### Extrait choisi
L’utilisation fréquente ou importante à des fins personnelles de l’ordinateur confié par l’entreprise peut constituer une « faute grave », passible d’un licenciement sans préavis, ni indemnités.

La Cour de cassation a admis qu’un salarié soit licencié pour avoir fait un usage personnel important de l’ordinateur durant un mois.

Elle a jugé sans importance que des consultations de sites et des téléchargements étrangers au travail aient eu lieu durant les heures de travail ou non, qu’ils aient eu un impact ou non sur la réalisation du travail demandé, qu’ils aient causé un préjudice ou non à l’entreprise et que le salarié ait été jusque-là un employé modèle.

Un abus de confiance

La Cour a seulement retenu que ce salarié s’était connecté plusieurs centaines de fois à des sites étrangers au travail durant un mois, avec l’ordinateur mis à sa disposition pour la réalisation de sa mission et strictement affecté à un usage professionnel.
######
### Données
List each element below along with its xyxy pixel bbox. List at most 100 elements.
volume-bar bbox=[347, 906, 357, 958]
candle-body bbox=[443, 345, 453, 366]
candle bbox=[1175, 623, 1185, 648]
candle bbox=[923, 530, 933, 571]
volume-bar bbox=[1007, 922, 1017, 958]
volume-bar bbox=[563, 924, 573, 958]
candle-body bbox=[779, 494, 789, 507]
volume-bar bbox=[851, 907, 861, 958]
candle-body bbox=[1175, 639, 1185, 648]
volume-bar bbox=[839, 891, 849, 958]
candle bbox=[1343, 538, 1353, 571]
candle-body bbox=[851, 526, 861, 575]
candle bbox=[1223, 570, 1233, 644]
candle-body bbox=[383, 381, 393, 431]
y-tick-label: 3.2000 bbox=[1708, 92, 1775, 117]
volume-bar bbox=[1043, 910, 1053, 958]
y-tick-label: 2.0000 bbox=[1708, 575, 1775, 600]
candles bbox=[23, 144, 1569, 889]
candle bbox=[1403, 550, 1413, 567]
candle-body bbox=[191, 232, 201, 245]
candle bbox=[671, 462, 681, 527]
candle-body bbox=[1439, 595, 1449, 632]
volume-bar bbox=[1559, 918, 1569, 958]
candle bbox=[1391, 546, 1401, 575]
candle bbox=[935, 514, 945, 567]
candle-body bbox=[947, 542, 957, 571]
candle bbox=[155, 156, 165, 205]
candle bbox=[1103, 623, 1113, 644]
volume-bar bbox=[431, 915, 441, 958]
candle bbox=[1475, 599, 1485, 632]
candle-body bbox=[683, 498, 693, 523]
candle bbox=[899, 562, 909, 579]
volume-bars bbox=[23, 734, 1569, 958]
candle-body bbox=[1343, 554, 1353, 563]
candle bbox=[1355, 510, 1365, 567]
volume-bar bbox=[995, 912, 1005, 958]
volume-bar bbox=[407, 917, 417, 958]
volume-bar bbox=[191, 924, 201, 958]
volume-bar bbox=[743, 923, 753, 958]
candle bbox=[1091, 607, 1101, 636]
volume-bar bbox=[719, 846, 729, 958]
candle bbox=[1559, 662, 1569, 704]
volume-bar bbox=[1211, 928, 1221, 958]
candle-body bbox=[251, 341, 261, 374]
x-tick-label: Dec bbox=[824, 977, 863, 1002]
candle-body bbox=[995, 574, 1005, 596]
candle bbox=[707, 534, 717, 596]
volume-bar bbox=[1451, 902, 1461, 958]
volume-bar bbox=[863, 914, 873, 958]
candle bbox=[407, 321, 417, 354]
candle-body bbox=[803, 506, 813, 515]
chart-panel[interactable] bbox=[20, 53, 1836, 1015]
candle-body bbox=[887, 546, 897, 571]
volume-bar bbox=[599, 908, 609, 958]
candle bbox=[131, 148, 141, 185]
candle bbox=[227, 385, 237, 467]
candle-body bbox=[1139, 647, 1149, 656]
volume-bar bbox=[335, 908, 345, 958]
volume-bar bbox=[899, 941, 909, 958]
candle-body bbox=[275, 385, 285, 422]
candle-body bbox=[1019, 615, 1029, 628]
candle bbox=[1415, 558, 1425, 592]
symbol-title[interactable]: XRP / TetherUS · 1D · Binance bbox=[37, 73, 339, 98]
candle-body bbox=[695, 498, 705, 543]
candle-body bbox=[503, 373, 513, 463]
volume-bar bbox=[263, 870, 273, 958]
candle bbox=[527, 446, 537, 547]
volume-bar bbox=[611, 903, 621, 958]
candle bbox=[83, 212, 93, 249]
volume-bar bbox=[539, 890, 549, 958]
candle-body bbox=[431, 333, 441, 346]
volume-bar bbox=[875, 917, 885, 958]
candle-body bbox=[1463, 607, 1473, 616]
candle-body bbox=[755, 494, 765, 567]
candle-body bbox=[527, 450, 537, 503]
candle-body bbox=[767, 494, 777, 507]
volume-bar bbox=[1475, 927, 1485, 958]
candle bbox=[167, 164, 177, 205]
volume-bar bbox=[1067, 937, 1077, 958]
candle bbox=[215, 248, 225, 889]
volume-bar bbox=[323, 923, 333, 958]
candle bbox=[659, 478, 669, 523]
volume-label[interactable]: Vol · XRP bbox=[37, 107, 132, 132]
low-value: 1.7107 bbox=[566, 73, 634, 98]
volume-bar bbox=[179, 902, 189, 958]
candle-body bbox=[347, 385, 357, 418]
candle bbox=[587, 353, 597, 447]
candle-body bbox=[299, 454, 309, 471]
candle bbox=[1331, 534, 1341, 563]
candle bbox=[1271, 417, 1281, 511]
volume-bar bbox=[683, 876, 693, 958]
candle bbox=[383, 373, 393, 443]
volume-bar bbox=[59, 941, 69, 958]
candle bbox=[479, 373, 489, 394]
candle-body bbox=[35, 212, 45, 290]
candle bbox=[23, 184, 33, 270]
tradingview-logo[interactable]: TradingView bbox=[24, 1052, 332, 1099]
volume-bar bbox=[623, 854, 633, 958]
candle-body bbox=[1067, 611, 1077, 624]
######
Travail à faire:
1. Répondez à ces questions sur l'extrait sur l'usage personnel de l'ordinateur :
(a) À quelle sanction une faute grave peut-elle exposer le salarié ?
(b) Pendant quelle durée le salarié licencié a-t-il fait un usage personnel important de l'ordinateur ?
(c) Combien de fois ce salarié s'est-il connecté à des sites étrangers au travail ?
2. Recopiez le passage de l'extrait sur l'usage personnel de l'ordinateur compris entre « Elle a jugé » et « un employé modèle. », ces deux passages inclus.
3. Donnez la suite de l'extrait sur l'usage personnel de l'ordinateur, après sa dernière phrase.
Les items n'ont aucun lien avec l'extrait sur l'usage personnel de l'ordinateur.

Résultats:
1.
(a) À un licenciement sans préavis, ni indemnités.
(b) Durant un mois.
(c) Plusieurs centaines de fois.

2.
Elle a jugé sans importance que des consultations de sites et des téléchargements étrangers au travail aient eu lieu durant les heures de travail ou non, qu’ils aient eu un impact ou non sur la réalisation du travail demandé, qu’ils aient causé un préjudice ou non à l’entreprise et que le salarié ait été jusque-là un employé modèle.

3.
Le fait que ce salarié ait consulté des sites pornographiques n’est pas un délit, soulignait la cour d’appel, mais cette circonstance de fait a cependant été mise en avant par la Cour de cassation dans les éléments à charge justifiant le licenciement.

Le détournement du matériel informatique mis à disposition et de la connexion internet destinée à un usage professionnel est délictueux car passible d’une condamnation pour abus de confiance, disait l’entreprise.

(Cass. Soc, 3.10.2018, D 17-13.089).